Examine the entries and show every line in which the word "rainfall" is found.

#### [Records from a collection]
———
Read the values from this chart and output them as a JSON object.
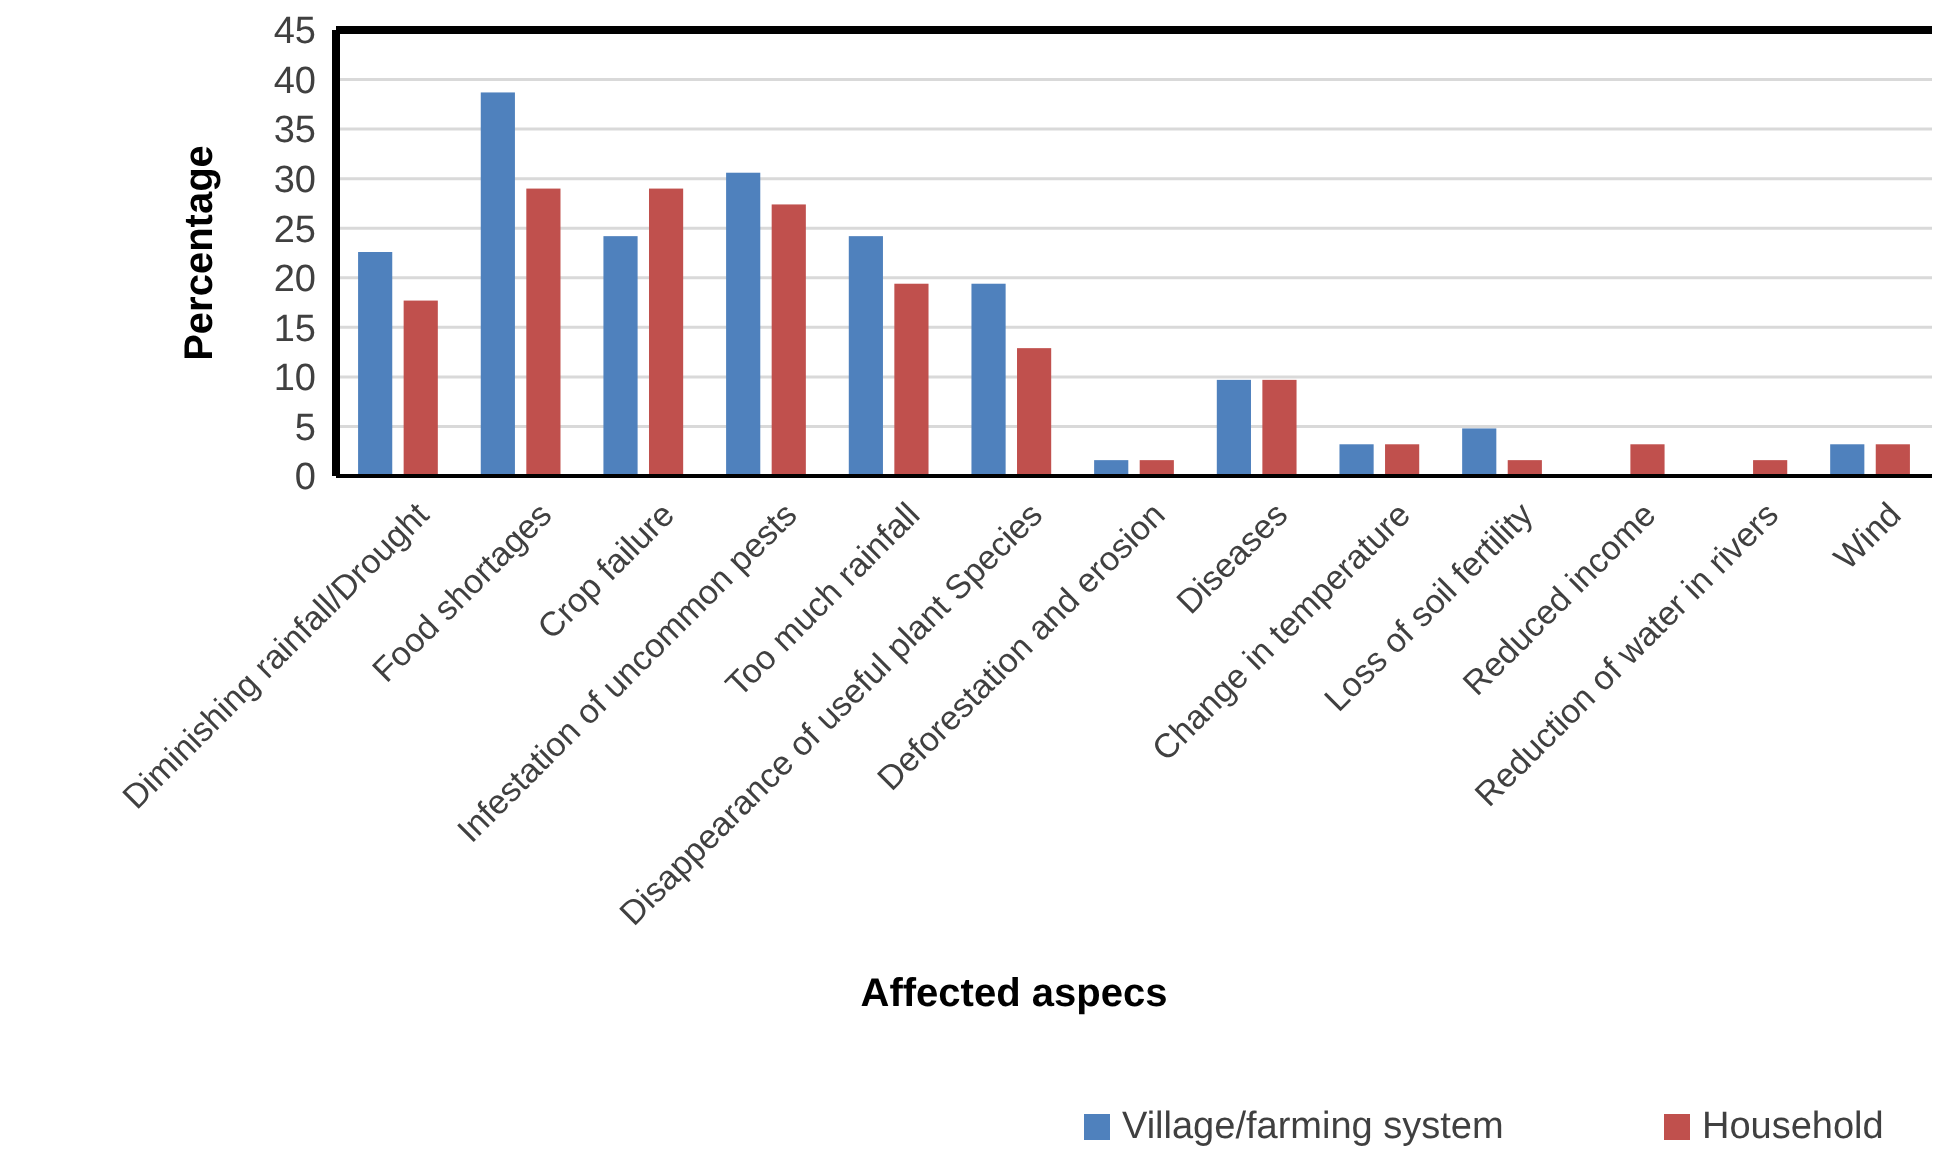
{
  "chart_data": {
    "type": "bar",
    "xlabel": "Affected aspecs",
    "ylabel": "Percentage",
    "categories": [
      "Diminishing rainfall/Drought",
      "Food shortages",
      "Crop failure",
      "Infestation of uncommon pests",
      "Too much rainfall",
      "Disappearance of useful plant Species",
      "Deforestation and erosion",
      "Diseases",
      "Change in temperature",
      "Loss of soil fertility",
      "Reduced income",
      "Reduction of water in rivers",
      "Wind"
    ],
    "series": [
      {
        "name": "Village/farming system",
        "color": "#4f81bd",
        "values": [
          22.6,
          38.7,
          24.2,
          30.6,
          24.2,
          19.4,
          1.6,
          9.7,
          3.2,
          4.8,
          0,
          0,
          3.2
        ]
      },
      {
        "name": "Household",
        "color": "#c0504d",
        "values": [
          17.7,
          29.0,
          29.0,
          27.4,
          19.4,
          12.9,
          1.6,
          9.7,
          3.2,
          1.6,
          3.2,
          1.6,
          3.2
        ]
      }
    ],
    "ylim": [
      0,
      45
    ],
    "yticks": [
      0,
      5,
      10,
      15,
      20,
      25,
      30,
      35,
      40,
      45
    ],
    "grid": "y",
    "legend": "bottom right"
  }
}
———
#### [ANSWER IN FULL]
      "Diminishing rainfall/Drought",
      "Too much rainfall",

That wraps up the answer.